- REQUIRED TASK -
Scan the data for "futura" and copy the lines it appears in.

[Figure contents as structured data]
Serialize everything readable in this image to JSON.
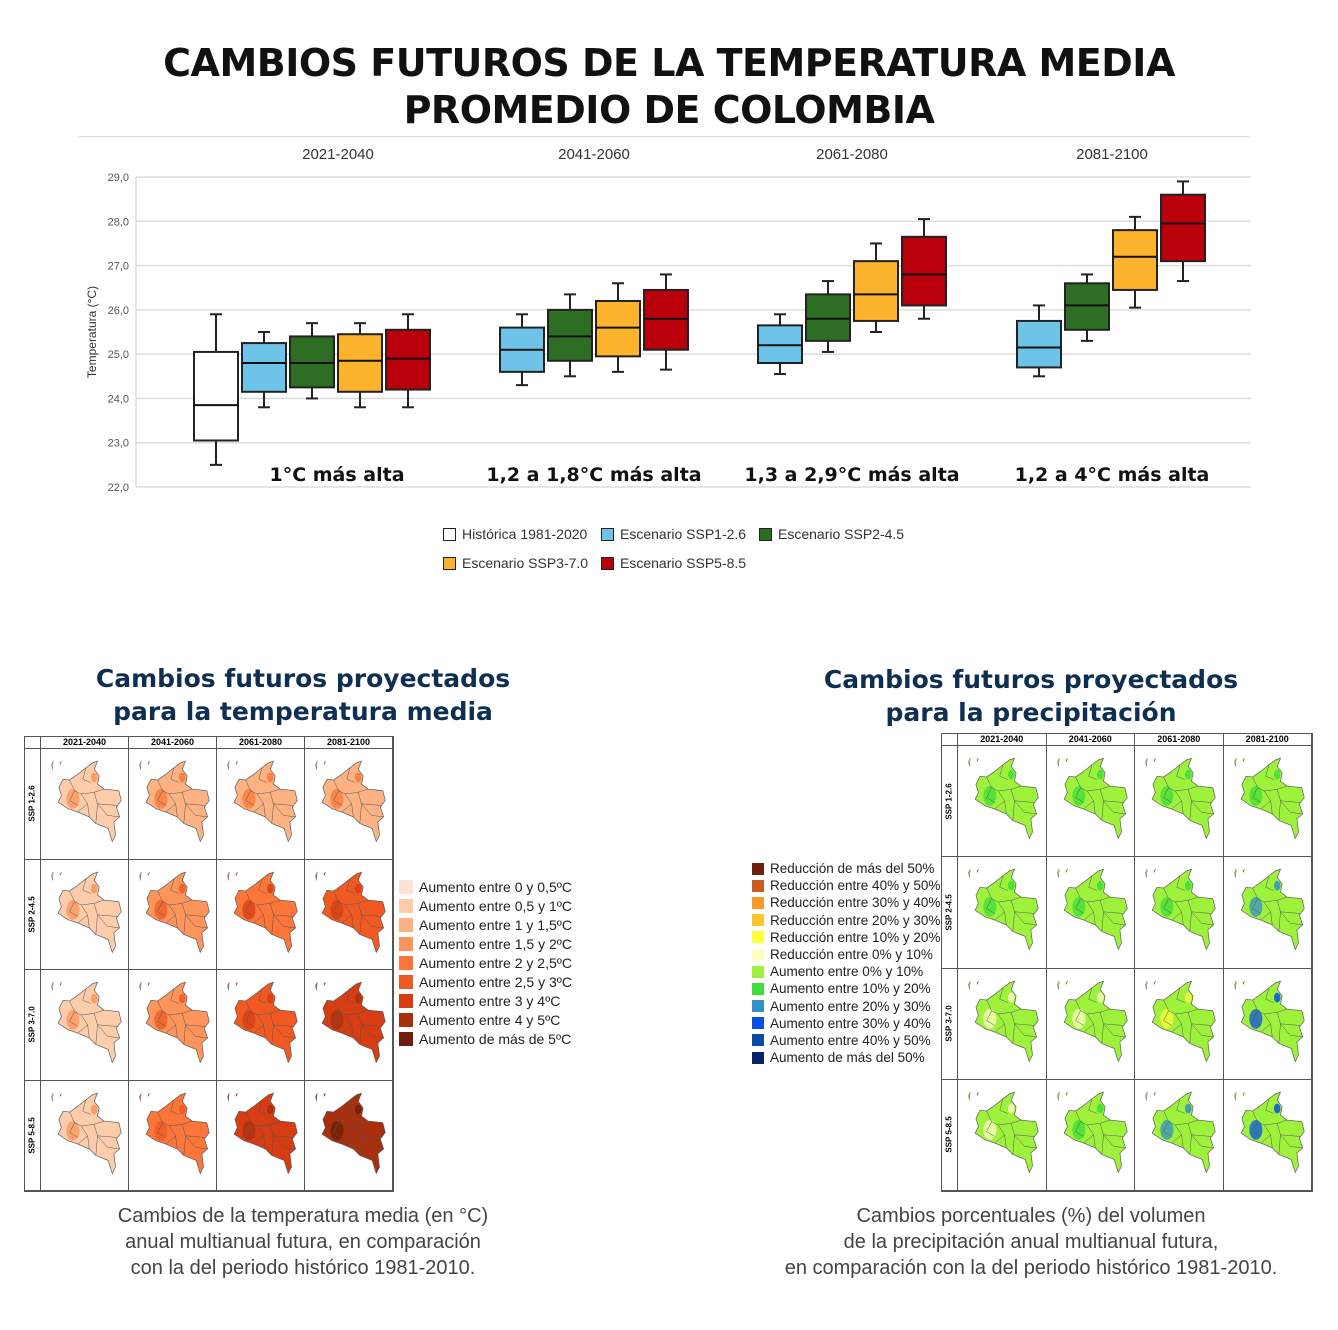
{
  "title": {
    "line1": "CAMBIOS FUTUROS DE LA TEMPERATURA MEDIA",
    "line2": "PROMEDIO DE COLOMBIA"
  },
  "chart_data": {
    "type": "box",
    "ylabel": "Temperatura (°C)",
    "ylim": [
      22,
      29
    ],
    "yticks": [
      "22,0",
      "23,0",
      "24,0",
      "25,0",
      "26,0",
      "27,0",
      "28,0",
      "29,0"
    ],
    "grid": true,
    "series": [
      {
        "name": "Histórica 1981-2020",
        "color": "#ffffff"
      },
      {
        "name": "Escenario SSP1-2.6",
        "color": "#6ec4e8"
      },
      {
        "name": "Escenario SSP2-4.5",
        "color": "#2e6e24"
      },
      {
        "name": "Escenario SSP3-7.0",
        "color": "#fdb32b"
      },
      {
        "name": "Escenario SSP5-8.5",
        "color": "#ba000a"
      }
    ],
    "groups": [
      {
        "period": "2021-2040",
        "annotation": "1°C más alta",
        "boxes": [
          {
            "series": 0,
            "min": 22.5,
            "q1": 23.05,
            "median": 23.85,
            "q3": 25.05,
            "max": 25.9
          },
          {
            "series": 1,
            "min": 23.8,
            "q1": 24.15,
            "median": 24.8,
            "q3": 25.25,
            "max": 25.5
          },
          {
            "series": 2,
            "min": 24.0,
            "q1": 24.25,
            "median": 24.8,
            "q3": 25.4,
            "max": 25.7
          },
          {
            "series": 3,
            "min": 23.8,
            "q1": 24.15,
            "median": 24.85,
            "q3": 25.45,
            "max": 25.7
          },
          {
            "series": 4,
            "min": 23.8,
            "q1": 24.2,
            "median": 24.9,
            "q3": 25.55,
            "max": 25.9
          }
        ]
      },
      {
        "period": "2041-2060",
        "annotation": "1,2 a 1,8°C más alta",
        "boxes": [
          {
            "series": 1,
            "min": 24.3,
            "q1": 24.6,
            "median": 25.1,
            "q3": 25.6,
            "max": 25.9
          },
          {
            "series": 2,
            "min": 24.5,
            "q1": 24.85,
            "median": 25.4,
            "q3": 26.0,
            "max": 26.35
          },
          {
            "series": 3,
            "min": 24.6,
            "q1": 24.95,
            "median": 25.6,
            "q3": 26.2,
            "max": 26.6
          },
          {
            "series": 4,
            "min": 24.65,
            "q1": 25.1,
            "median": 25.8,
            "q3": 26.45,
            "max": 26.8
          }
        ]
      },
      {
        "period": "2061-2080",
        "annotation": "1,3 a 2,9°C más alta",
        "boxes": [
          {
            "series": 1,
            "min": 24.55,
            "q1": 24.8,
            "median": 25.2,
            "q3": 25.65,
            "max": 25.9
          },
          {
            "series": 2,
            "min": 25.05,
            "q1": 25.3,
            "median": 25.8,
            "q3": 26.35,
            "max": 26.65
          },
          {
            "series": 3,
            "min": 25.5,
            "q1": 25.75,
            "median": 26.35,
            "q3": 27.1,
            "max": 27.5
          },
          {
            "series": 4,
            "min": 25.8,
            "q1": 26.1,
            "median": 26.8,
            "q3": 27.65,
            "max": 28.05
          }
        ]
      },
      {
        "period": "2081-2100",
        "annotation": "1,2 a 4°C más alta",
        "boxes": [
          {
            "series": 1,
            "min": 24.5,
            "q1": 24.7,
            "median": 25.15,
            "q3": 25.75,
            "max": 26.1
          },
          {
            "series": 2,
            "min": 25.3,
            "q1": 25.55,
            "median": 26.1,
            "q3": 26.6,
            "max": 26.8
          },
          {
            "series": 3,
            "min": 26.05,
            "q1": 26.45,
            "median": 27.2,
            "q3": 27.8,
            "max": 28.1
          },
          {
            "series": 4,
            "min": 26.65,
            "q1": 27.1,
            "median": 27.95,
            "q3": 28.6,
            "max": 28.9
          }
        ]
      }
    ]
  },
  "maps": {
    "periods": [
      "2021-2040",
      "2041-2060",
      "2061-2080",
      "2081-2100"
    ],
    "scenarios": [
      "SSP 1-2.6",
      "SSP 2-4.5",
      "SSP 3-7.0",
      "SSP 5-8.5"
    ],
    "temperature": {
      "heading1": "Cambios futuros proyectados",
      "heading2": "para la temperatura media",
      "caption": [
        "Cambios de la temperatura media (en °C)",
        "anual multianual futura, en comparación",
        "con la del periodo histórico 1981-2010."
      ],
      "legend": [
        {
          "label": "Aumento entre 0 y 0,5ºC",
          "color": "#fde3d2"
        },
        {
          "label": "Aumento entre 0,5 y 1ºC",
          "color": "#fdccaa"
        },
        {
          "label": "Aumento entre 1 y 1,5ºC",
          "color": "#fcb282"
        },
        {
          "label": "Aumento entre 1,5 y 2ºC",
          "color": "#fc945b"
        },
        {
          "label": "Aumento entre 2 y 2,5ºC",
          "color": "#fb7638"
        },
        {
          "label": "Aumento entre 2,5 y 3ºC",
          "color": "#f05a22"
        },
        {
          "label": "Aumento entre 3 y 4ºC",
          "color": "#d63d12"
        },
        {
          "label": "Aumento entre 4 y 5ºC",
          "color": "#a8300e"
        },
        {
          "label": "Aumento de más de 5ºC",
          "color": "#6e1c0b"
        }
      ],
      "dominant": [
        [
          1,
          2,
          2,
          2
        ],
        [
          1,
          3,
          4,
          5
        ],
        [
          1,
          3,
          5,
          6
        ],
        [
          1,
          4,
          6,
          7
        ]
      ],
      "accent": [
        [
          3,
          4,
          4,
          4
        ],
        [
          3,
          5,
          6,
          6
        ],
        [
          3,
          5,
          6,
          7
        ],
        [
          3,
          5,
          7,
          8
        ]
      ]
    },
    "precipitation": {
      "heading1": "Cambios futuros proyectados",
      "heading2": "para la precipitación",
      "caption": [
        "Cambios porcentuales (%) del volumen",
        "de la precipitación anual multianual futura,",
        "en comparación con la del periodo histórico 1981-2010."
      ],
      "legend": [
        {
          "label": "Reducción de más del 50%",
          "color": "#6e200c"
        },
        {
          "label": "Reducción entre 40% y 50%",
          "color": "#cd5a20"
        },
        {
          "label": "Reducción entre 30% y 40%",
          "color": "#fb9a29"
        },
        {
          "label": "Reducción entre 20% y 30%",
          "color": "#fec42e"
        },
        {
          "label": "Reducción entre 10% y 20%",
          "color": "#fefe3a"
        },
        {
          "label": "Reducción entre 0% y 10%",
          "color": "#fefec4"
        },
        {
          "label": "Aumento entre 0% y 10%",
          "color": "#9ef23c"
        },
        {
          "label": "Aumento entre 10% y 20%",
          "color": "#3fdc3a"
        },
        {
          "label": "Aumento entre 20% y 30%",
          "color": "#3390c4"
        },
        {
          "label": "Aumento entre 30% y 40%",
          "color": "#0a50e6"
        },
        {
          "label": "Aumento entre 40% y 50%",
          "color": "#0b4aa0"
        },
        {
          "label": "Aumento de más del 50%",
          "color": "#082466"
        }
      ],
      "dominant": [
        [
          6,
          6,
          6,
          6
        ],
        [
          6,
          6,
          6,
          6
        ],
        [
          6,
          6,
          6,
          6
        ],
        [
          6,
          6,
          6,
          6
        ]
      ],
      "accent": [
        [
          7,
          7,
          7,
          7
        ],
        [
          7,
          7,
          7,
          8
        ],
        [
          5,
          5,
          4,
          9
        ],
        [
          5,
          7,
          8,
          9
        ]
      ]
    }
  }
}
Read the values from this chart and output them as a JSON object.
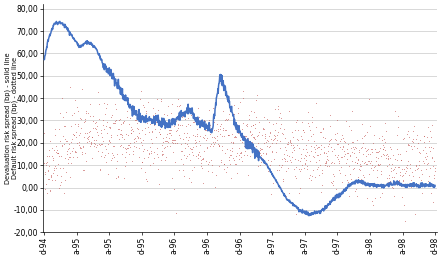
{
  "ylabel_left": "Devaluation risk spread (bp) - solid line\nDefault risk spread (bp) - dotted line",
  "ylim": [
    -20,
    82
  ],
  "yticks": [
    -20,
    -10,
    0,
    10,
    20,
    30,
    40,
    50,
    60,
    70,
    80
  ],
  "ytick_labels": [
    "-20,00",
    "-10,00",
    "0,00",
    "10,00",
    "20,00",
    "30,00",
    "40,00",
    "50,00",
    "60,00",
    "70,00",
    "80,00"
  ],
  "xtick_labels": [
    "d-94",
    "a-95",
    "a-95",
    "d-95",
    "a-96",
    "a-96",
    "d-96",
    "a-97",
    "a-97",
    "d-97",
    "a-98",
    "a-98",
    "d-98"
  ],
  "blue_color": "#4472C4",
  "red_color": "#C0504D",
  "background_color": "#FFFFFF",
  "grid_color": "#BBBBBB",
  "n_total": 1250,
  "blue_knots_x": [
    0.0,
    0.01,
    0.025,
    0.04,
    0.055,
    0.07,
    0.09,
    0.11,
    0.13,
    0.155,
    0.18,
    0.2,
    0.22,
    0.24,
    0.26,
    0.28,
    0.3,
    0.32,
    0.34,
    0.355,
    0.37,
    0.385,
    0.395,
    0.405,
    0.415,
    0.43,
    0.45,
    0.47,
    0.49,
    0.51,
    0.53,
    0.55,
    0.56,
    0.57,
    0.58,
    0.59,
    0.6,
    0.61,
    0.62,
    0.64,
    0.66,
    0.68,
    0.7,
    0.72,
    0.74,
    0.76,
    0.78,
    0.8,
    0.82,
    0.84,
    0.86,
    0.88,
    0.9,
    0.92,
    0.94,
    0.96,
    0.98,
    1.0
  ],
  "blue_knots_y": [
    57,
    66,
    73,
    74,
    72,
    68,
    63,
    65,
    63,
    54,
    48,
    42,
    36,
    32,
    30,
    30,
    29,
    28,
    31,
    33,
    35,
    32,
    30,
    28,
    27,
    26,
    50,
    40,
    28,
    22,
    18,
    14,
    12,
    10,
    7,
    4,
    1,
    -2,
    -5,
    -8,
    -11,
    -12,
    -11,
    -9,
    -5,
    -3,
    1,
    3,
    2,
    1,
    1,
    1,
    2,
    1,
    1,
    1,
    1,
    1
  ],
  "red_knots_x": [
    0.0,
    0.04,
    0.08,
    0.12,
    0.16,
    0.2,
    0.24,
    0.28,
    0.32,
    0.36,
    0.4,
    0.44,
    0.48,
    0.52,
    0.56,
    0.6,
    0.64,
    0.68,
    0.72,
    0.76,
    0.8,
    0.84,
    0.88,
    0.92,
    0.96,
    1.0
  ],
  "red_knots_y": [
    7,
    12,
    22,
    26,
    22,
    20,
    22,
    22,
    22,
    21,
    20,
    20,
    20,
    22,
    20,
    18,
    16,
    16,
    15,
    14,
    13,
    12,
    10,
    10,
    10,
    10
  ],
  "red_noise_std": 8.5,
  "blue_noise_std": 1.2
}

- OUTPUT BELOW -
        "anual multianual futura, en comparación",
        "de la precipitación anual multianual futura,",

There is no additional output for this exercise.